### TASK GOAL:
Go through the listing below and list every line with "estiver".
────────────────────
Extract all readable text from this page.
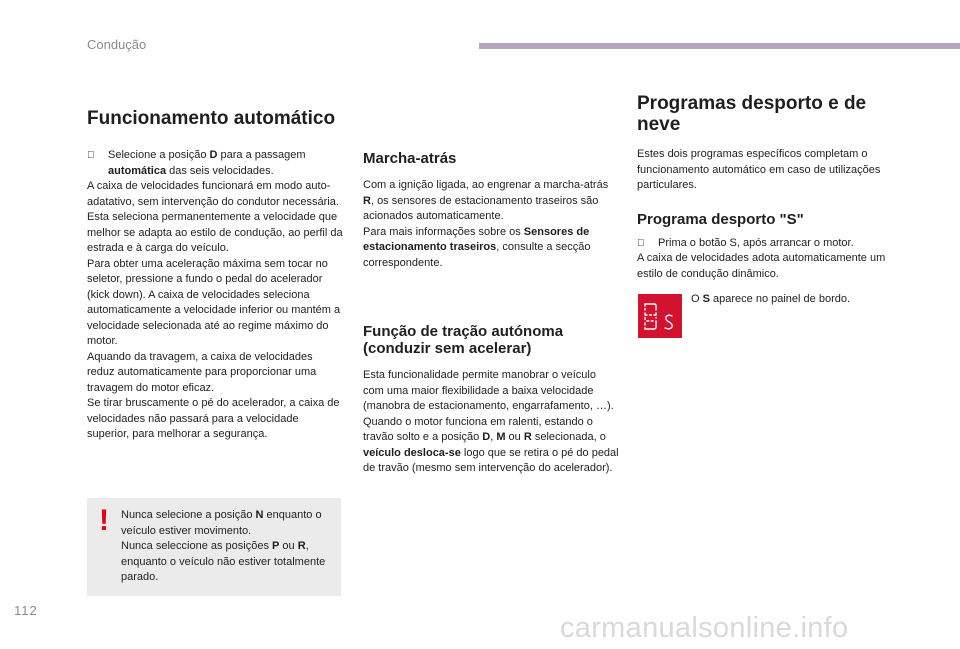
Condução
Funcionamento automático

Selecione a posição D para a passagem automática das seis velocidades.

A caixa de velocidades funcionará em modo auto-adatativo, sem intervenção do condutor necessária. Esta seleciona permanentemente a velocidade que melhor se adapta ao estilo de condução, ao perfil da estrada e à carga do veículo.

Para obter uma aceleração máxima sem tocar no seletor, pressione a fundo o pedal do acelerador (kick down). A caixa de velocidades seleciona automaticamente a velocidade inferior ou mantém a velocidade selecionada até ao regime máximo do motor.

Aquando da travagem, a caixa de velocidades reduz automaticamente para proporcionar uma travagem do motor eficaz.

Se tirar bruscamente o pé do acelerador, a caixa de velocidades não passará para a velocidade superior, para melhorar a segurança.

! Nunca selecione a posição N enquanto o veículo estiver movimento.

Nunca seleccione as posições P ou R, enquanto o veículo não estiver totalmente parado.

Marcha-atrás

Com a ignição ligada, ao engrenar a marcha-atrás R, os sensores de estacionamento traseiros são acionados automaticamente.

Para mais informações sobre os Sensores de estacionamento traseiros, consulte a secção correspondente.

Função de tração autónoma (conduzir sem acelerar)

Esta funcionalidade permite manobrar o veículo com uma maior flexibilidade a baixa velocidade (manobra de estacionamento, engarrafamento, …).

Quando o motor funciona em ralenti, estando o travão solto e a posição D, M ou R selecionada, o veículo desloca-se logo que se retira o pé do pedal de travão (mesmo sem intervenção do acelerador).

Programas desporto e de neve

Estes dois programas específicos completam o funcionamento automático em caso de utilizações particulares.

Programa desporto "S"

Prima o botão S, após arrancar o motor.

A caixa de velocidades adota automaticamente um estilo de condução dinâmico.

O S aparece no painel de bordo.

112
carmanualsonline.info
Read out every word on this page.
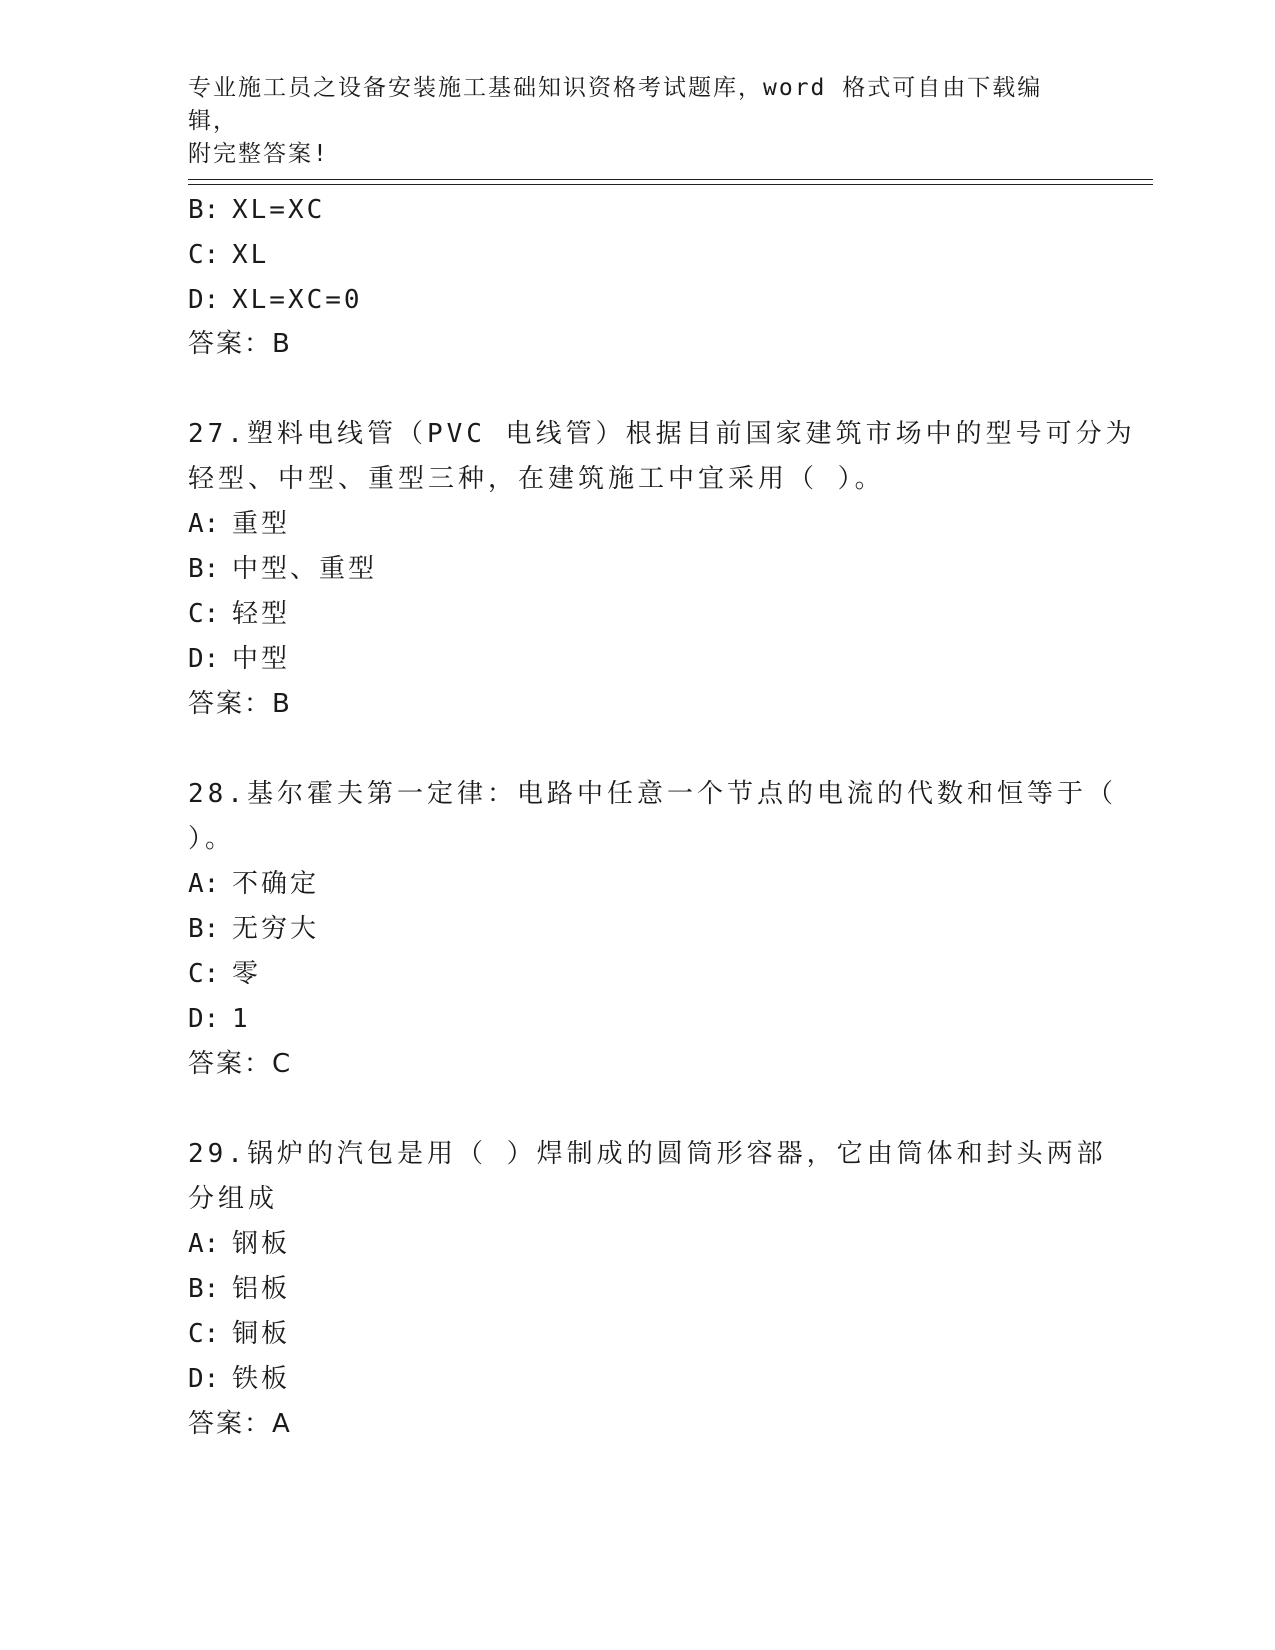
专业施工员之设备安装施工基础知识资格考试题库，word 格式可自由下载编辑，
附完整答案!
B: XL=XC
C: XL
D: XL=XC=0
答案：B
27.塑料电线管（PVC 电线管）根据目前国家建筑市场中的型号可分为
轻型、中型、重型三种，在建筑施工中宜采用（ ）。
A: 重型
B: 中型、重型
C: 轻型
D: 中型
答案：B
28.基尔霍夫第一定律：电路中任意一个节点的电流的代数和恒等于（
）。
A: 不确定
B: 无穷大
C: 零
D: 1
答案：C
29.锅炉的汽包是用（ ）焊制成的圆筒形容器，它由筒体和封头两部
分组成
A: 钢板
B: 铝板
C: 铜板
D: 铁板
答案：A
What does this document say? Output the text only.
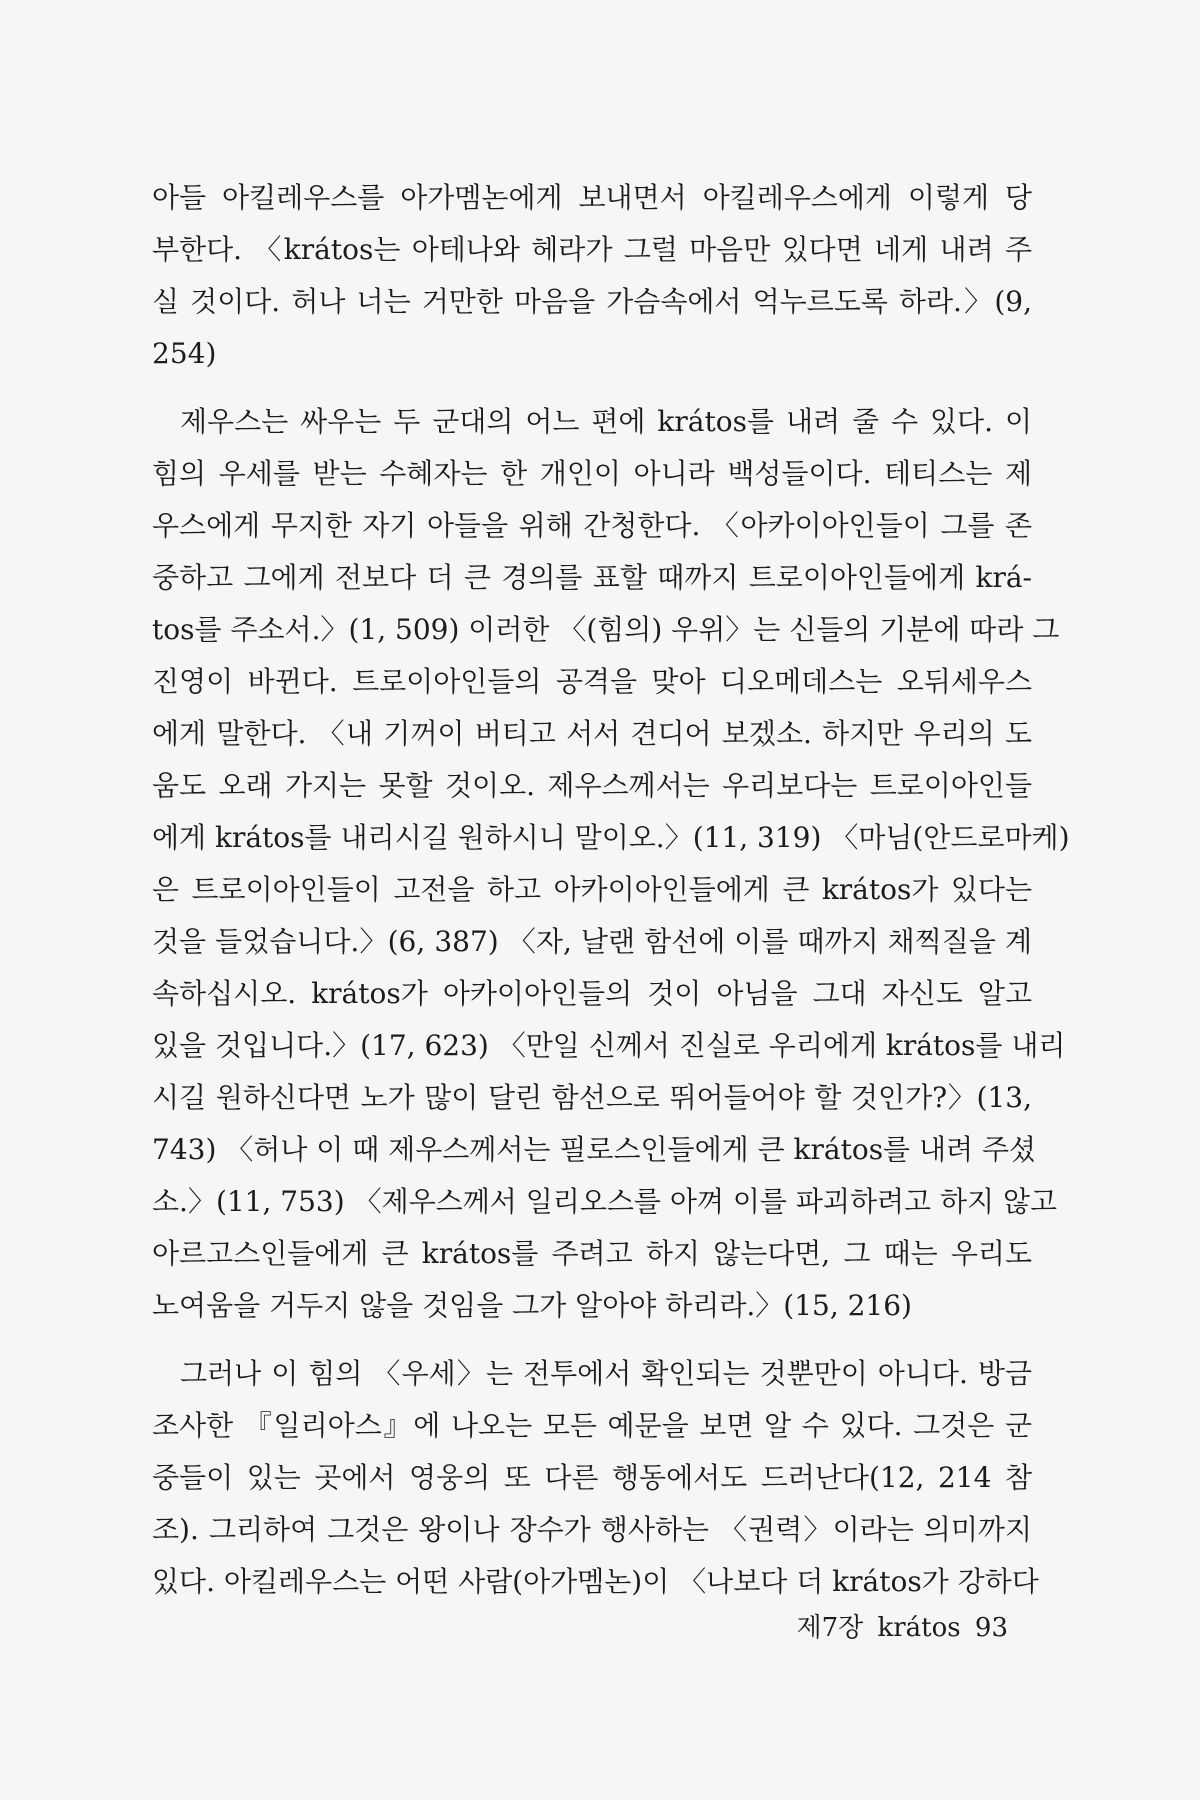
아들 아킬레우스를 아가멤논에게 보내면서 아킬레우스에게 이렇게 당
부한다. 〈krátos는 아테나와 헤라가 그럴 마음만 있다면 네게 내려 주
실 것이다. 허나 너는 거만한 마음을 가슴속에서 억누르도록 하라.〉(9,
254)
제우스는 싸우는 두 군대의 어느 편에 krátos를 내려 줄 수 있다. 이
힘의 우세를 받는 수혜자는 한 개인이 아니라 백성들이다. 테티스는 제
우스에게 무지한 자기 아들을 위해 간청한다. 〈아카이아인들이 그를 존
중하고 그에게 전보다 더 큰 경의를 표할 때까지 트로이아인들에게 krá-
tos를 주소서.〉(1, 509) 이러한 〈(힘의) 우위〉는 신들의 기분에 따라 그
진영이 바뀐다. 트로이아인들의 공격을 맞아 디오메데스는 오뒤세우스
에게 말한다. 〈내 기꺼이 버티고 서서 견디어 보겠소. 하지만 우리의 도
움도 오래 가지는 못할 것이오. 제우스께서는 우리보다는 트로이아인들
에게 krátos를 내리시길 원하시니 말이오.〉(11, 319) 〈마님(안드로마케)
은 트로이아인들이 고전을 하고 아카이아인들에게 큰 krátos가 있다는
것을 들었습니다.〉(6, 387) 〈자, 날랜 함선에 이를 때까지 채찍질을 계
속하십시오. krátos가 아카이아인들의 것이 아님을 그대 자신도 알고
있을 것입니다.〉(17, 623) 〈만일 신께서 진실로 우리에게 krátos를 내리
시길 원하신다면 노가 많이 달린 함선으로 뛰어들어야 할 것인가?〉(13,
743) 〈허나 이 때 제우스께서는 필로스인들에게 큰 krátos를 내려 주셨
소.〉(11, 753) 〈제우스께서 일리오스를 아껴 이를 파괴하려고 하지 않고
아르고스인들에게 큰 krátos를 주려고 하지 않는다면, 그 때는 우리도
노여움을 거두지 않을 것임을 그가 알아야 하리라.〉(15, 216)
그러나 이 힘의 〈우세〉는 전투에서 확인되는 것뿐만이 아니다. 방금
조사한 『일리아스』에 나오는 모든 예문을 보면 알 수 있다. 그것은 군
중들이 있는 곳에서 영웅의 또 다른 행동에서도 드러난다(12, 214 참
조). 그리하여 그것은 왕이나 장수가 행사하는 〈권력〉이라는 의미까지
있다. 아킬레우스는 어떤 사람(아가멤논)이 〈나보다 더 krátos가 강하다
제7장 krátos 93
────────────────────
### ANSWER FOR THIS EXERCISE:
! Nunca selecione a posição N enquanto o veículo estiver movimento.
Nunca seleccione as posições P ou R, enquanto o veículo não estiver totalmente parado.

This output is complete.